Brief: Quote every line below exactly as it reads.

(Stored records)
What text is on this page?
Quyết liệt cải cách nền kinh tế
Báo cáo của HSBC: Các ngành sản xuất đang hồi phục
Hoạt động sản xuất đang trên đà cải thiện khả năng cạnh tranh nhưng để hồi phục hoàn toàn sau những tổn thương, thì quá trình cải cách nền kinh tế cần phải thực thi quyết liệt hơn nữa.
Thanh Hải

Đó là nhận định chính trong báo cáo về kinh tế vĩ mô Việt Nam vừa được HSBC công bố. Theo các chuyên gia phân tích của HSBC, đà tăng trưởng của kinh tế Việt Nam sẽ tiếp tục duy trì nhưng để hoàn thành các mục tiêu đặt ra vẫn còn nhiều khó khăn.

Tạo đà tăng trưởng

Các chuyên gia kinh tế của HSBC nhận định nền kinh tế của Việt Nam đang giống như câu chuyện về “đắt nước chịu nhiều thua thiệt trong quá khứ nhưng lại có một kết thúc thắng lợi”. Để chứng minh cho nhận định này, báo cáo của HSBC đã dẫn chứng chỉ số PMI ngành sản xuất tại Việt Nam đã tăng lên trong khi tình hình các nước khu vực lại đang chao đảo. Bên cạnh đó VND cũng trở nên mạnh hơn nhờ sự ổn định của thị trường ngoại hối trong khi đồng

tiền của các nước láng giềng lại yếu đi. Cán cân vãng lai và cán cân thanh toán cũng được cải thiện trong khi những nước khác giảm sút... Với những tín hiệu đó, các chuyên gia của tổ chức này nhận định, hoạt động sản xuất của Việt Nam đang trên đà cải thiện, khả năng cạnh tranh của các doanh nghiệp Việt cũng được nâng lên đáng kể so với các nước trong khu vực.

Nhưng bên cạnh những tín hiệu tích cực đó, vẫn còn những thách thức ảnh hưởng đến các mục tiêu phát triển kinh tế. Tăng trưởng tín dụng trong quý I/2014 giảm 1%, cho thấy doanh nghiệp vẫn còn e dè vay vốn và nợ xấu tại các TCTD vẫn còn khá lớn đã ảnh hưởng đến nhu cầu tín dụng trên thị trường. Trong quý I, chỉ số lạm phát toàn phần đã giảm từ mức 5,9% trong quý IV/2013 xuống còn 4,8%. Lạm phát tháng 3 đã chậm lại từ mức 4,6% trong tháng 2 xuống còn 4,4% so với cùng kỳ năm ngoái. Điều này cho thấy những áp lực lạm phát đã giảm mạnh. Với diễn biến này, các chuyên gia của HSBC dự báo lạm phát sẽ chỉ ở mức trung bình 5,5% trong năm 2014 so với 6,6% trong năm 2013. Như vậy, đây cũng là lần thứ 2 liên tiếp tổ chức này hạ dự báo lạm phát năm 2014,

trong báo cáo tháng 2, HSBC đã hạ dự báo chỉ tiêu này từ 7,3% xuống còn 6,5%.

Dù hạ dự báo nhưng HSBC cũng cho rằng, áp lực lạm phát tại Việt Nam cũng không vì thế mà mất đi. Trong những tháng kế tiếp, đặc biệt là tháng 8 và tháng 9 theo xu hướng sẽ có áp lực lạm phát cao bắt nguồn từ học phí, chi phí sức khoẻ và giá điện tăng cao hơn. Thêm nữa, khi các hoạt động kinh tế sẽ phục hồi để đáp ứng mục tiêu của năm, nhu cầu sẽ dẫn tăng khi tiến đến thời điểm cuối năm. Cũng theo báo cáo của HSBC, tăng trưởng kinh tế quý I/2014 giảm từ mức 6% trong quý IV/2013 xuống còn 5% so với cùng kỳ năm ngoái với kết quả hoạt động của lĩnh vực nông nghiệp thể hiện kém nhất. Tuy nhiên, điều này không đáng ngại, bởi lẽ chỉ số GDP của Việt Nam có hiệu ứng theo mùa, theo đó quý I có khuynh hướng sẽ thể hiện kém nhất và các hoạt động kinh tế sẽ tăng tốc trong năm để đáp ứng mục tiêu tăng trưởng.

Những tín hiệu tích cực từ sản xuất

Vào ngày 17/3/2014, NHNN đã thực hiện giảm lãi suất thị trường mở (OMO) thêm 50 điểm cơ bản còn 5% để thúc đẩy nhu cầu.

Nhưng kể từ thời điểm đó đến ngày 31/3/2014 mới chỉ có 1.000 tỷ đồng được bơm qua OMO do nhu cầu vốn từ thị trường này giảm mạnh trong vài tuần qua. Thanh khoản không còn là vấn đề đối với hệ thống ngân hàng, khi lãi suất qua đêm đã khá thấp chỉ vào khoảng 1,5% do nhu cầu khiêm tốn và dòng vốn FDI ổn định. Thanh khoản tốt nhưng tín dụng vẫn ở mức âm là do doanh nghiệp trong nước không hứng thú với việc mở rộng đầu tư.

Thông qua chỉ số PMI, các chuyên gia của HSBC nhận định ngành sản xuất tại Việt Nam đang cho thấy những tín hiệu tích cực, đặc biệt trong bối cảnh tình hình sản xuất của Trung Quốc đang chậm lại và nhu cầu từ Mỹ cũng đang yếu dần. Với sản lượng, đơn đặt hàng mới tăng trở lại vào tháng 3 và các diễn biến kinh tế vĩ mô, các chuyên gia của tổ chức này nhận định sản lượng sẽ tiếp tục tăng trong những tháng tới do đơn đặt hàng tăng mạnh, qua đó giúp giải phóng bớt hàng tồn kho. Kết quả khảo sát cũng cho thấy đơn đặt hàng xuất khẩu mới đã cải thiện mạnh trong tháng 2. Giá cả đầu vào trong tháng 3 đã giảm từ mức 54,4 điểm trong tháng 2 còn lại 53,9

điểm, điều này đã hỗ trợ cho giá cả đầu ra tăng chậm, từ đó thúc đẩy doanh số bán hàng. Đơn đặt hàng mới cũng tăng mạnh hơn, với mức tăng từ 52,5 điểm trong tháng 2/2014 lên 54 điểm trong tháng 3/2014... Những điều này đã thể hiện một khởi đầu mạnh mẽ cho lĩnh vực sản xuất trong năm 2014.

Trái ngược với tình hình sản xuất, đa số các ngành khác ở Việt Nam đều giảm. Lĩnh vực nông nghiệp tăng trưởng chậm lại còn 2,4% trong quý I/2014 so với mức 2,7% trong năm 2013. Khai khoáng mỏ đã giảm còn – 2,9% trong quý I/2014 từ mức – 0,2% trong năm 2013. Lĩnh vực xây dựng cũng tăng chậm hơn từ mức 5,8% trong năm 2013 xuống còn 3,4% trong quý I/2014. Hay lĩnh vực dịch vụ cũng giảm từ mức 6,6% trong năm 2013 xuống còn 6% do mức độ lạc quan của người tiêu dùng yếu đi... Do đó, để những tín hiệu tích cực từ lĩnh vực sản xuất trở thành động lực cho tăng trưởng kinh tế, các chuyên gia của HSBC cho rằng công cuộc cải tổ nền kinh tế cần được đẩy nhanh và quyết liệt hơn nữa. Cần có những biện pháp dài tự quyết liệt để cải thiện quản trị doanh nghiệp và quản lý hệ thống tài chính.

Task answer:
What text is on this page?
Quyết liệt cải cách nền kinh tế
Báo cáo của HSBC: Các ngành sản xuất đang hồi phục
Hoạt động sản xuất đang trên đà cải thiện khả năng cạnh tranh nhưng để hồi phục hoàn toàn sau những tổn thương, thì quá trình cải cách nền kinh tế cần phải thực thi quyết liệt hơn nữa.
Thanh Hải

Đó là nhận định chính trong báo cáo về kinh tế vĩ mô Việt Nam vừa được HSBC công bố. Theo các chuyên gia phân tích của HSBC, đà tăng trưởng của kinh tế Việt Nam sẽ tiếp tục duy trì nhưng để hoàn thành các mục tiêu đặt ra vẫn còn nhiều khó khăn.

Tạo đà tăng trưởng

Các chuyên gia kinh tế của HSBC nhận định nền kinh tế của Việt Nam đang giống như câu chuyện về “đắt nước chịu nhiều thua thiệt trong quá khứ nhưng lại có một kết thúc thắng lợi”. Để chứng minh cho nhận định này, báo cáo của HSBC đã dẫn chứng chỉ số PMI ngành sản xuất tại Việt Nam đã tăng lên trong khi tình hình các nước khu vực lại đang chao đảo. Bên cạnh đó VND cũng trở nên mạnh hơn nhờ sự ổn định của thị trường ngoại hối trong khi đồng

tiền của các nước láng giềng lại yếu đi. Cán cân vãng lai và cán cân thanh toán cũng được cải thiện trong khi những nước khác giảm sút... Với những tín hiệu đó, các chuyên gia của tổ chức này nhận định, hoạt động sản xuất của Việt Nam đang trên đà cải thiện, khả năng cạnh tranh của các doanh nghiệp Việt cũng được nâng lên đáng kể so với các nước trong khu vực.

Nhưng bên cạnh những tín hiệu tích cực đó, vẫn còn những thách thức ảnh hưởng đến các mục tiêu phát triển kinh tế. Tăng trưởng tín dụng trong quý I/2014 giảm 1%, cho thấy doanh nghiệp vẫn còn e dè vay vốn và nợ xấu tại các TCTD vẫn còn khá lớn đã ảnh hưởng đến nhu cầu tín dụng trên thị trường. Trong quý I, chỉ số lạm phát toàn phần đã giảm từ mức 5,9% trong quý IV/2013 xuống còn 4,8%. Lạm phát tháng 3 đã chậm lại từ mức 4,6% trong tháng 2 xuống còn 4,4% so với cùng kỳ năm ngoái. Điều này cho thấy những áp lực lạm phát đã giảm mạnh. Với diễn biến này, các chuyên gia của HSBC dự báo lạm phát sẽ chỉ ở mức trung bình 5,5% trong năm 2014 so với 6,6% trong năm 2013. Như vậy, đây cũng là lần thứ 2 liên tiếp tổ chức này hạ dự báo lạm phát năm 2014,

trong báo cáo tháng 2, HSBC đã hạ dự báo chỉ tiêu này từ 7,3% xuống còn 6,5%.

Dù hạ dự báo nhưng HSBC cũng cho rằng, áp lực lạm phát tại Việt Nam cũng không vì thế mà mất đi. Trong những tháng kế tiếp, đặc biệt là tháng 8 và tháng 9 theo xu hướng sẽ có áp lực lạm phát cao bắt nguồn từ học phí, chi phí sức khoẻ và giá điện tăng cao hơn. Thêm nữa, khi các hoạt động kinh tế sẽ phục hồi để đáp ứng mục tiêu của năm, nhu cầu sẽ dẫn tăng khi tiến đến thời điểm cuối năm. Cũng theo báo cáo của HSBC, tăng trưởng kinh tế quý I/2014 giảm từ mức 6% trong quý IV/2013 xuống còn 5% so với cùng kỳ năm ngoái với kết quả hoạt động của lĩnh vực nông nghiệp thể hiện kém nhất. Tuy nhiên, điều này không đáng ngại, bởi lẽ chỉ số GDP của Việt Nam có hiệu ứng theo mùa, theo đó quý I có khuynh hướng sẽ thể hiện kém nhất và các hoạt động kinh tế sẽ tăng tốc trong năm để đáp ứng mục tiêu tăng trưởng.

Những tín hiệu tích cực từ sản xuất

Vào ngày 17/3/2014, NHNN đã thực hiện giảm lãi suất thị trường mở (OMO) thêm 50 điểm cơ bản còn 5% để thúc đẩy nhu cầu.

Nhưng kể từ thời điểm đó đến ngày 31/3/2014 mới chỉ có 1.000 tỷ đồng được bơm qua OMO do nhu cầu vốn từ thị trường này giảm mạnh trong vài tuần qua. Thanh khoản không còn là vấn đề đối với hệ thống ngân hàng, khi lãi suất qua đêm đã khá thấp chỉ vào khoảng 1,5% do nhu cầu khiêm tốn và dòng vốn FDI ổn định. Thanh khoản tốt nhưng tín dụng vẫn ở mức âm là do doanh nghiệp trong nước không hứng thú với việc mở rộng đầu tư.

Thông qua chỉ số PMI, các chuyên gia của HSBC nhận định ngành sản xuất tại Việt Nam đang cho thấy những tín hiệu tích cực, đặc biệt trong bối cảnh tình hình sản xuất của Trung Quốc đang chậm lại và nhu cầu từ Mỹ cũng đang yếu dần. Với sản lượng, đơn đặt hàng mới tăng trở lại vào tháng 3 và các diễn biến kinh tế vĩ mô, các chuyên gia của tổ chức này nhận định sản lượng sẽ tiếp tục tăng trong những tháng tới do đơn đặt hàng tăng mạnh, qua đó giúp giải phóng bớt hàng tồn kho. Kết quả khảo sát cũng cho thấy đơn đặt hàng xuất khẩu mới đã cải thiện mạnh trong tháng 2. Giá cả đầu vào trong tháng 3 đã giảm từ mức 54,4 điểm trong tháng 2 còn lại 53,9

điểm, điều này đã hỗ trợ cho giá cả đầu ra tăng chậm, từ đó thúc đẩy doanh số bán hàng. Đơn đặt hàng mới cũng tăng mạnh hơn, với mức tăng từ 52,5 điểm trong tháng 2/2014 lên 54 điểm trong tháng 3/2014... Những điều này đã thể hiện một khởi đầu mạnh mẽ cho lĩnh vực sản xuất trong năm 2014.

Trái ngược với tình hình sản xuất, đa số các ngành khác ở Việt Nam đều giảm. Lĩnh vực nông nghiệp tăng trưởng chậm lại còn 2,4% trong quý I/2014 so với mức 2,7% trong năm 2013. Khai khoáng mỏ đã giảm còn – 2,9% trong quý I/2014 từ mức – 0,2% trong năm 2013. Lĩnh vực xây dựng cũng tăng chậm hơn từ mức 5,8% trong năm 2013 xuống còn 3,4% trong quý I/2014. Hay lĩnh vực dịch vụ cũng giảm từ mức 6,6% trong năm 2013 xuống còn 6% do mức độ lạc quan của người tiêu dùng yếu đi... Do đó, để những tín hiệu tích cực từ lĩnh vực sản xuất trở thành động lực cho tăng trưởng kinh tế, các chuyên gia của HSBC cho rằng công cuộc cải tổ nền kinh tế cần được đẩy nhanh và quyết liệt hơn nữa. Cần có những biện pháp dài tự quyết liệt để cải thiện quản trị doanh nghiệp và quản lý hệ thống tài chính.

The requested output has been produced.